What the exercise asks: Search the material for the string "type" and copy each line where it occurs.

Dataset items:
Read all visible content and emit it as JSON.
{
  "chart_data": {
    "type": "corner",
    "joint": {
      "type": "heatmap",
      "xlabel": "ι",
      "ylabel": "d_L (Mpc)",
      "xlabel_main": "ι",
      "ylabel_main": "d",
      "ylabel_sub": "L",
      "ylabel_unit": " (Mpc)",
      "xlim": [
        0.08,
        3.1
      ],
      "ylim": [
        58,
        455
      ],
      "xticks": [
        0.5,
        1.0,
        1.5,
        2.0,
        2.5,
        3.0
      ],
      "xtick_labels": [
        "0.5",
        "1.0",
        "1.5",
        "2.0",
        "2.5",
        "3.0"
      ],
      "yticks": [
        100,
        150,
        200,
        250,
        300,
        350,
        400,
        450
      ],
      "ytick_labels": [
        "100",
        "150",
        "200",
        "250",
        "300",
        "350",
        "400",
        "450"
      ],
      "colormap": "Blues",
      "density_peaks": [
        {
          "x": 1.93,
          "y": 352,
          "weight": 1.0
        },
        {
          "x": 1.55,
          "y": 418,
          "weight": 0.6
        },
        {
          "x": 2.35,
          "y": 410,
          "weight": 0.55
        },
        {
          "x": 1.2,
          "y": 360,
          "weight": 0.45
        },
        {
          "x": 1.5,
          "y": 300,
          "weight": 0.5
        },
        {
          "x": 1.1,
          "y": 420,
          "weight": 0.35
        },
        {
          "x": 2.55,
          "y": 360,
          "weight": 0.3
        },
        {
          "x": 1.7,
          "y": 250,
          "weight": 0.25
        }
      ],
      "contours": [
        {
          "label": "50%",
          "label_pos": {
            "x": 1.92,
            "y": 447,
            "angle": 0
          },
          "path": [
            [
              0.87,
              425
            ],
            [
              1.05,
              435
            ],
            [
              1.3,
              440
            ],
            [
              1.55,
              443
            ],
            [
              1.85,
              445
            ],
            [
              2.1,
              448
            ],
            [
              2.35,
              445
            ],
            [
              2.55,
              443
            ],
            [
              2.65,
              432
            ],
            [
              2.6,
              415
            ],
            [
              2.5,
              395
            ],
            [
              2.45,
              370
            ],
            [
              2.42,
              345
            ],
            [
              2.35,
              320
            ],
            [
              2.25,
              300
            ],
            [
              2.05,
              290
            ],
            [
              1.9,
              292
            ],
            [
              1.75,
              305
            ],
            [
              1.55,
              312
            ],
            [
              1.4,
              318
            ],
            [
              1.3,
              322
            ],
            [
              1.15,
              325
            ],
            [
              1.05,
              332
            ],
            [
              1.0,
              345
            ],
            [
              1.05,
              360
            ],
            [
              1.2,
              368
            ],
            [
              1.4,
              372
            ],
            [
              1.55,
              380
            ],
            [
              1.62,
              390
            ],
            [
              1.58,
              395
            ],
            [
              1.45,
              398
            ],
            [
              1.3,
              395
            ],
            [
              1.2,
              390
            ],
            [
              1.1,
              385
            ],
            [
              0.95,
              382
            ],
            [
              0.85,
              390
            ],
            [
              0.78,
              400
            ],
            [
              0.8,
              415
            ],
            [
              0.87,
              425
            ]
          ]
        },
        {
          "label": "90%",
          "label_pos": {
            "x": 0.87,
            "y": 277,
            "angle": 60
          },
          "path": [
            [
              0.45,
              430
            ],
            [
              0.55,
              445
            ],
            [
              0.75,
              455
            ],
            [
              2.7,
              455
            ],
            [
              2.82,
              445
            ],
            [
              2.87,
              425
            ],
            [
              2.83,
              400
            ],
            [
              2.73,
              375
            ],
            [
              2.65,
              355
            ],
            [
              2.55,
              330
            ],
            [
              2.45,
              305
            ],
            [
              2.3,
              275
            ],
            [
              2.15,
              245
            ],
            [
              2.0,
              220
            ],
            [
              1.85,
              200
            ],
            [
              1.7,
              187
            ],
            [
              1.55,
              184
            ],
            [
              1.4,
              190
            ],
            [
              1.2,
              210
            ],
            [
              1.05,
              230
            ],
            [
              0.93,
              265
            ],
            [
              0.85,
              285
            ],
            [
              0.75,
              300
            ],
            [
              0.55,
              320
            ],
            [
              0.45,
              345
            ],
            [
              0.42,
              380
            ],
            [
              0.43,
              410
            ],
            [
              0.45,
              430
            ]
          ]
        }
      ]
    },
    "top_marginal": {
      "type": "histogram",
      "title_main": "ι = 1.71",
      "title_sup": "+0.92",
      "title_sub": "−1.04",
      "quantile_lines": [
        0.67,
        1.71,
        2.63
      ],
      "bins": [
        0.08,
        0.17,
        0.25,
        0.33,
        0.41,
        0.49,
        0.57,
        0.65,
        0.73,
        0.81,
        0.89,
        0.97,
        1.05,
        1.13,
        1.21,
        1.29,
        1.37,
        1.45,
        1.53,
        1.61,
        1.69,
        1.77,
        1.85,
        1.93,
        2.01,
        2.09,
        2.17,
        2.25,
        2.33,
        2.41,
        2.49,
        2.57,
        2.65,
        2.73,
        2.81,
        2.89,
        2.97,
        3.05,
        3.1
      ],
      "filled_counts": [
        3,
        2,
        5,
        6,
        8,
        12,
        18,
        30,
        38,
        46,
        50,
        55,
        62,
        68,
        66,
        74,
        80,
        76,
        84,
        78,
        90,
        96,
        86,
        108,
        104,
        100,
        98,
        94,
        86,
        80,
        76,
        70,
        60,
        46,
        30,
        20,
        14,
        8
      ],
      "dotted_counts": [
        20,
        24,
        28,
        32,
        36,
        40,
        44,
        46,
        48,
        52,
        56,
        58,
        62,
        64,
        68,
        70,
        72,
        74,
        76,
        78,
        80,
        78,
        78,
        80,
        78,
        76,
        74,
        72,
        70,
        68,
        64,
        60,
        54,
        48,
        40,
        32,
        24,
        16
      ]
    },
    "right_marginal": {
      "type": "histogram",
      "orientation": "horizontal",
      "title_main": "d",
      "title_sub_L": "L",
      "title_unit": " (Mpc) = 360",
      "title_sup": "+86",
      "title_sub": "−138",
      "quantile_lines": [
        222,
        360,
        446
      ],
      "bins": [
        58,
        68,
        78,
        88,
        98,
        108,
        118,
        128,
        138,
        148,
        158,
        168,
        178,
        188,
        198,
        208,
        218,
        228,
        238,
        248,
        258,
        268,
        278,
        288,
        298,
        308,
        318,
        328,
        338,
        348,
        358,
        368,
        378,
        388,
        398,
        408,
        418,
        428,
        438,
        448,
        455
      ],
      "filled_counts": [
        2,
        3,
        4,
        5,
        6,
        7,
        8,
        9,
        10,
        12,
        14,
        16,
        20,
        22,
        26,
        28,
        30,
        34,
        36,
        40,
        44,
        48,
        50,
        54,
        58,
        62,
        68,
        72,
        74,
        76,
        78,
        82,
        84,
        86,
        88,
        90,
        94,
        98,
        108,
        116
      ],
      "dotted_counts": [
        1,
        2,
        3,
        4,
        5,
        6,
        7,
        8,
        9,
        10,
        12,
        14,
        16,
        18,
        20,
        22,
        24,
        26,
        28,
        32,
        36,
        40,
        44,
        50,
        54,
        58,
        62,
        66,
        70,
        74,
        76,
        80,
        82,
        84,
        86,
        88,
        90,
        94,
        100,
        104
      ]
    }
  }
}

Problem solution:
    "type": "corner",
      "type": "heatmap",
      "type": "histogram",
      "type": "histogram",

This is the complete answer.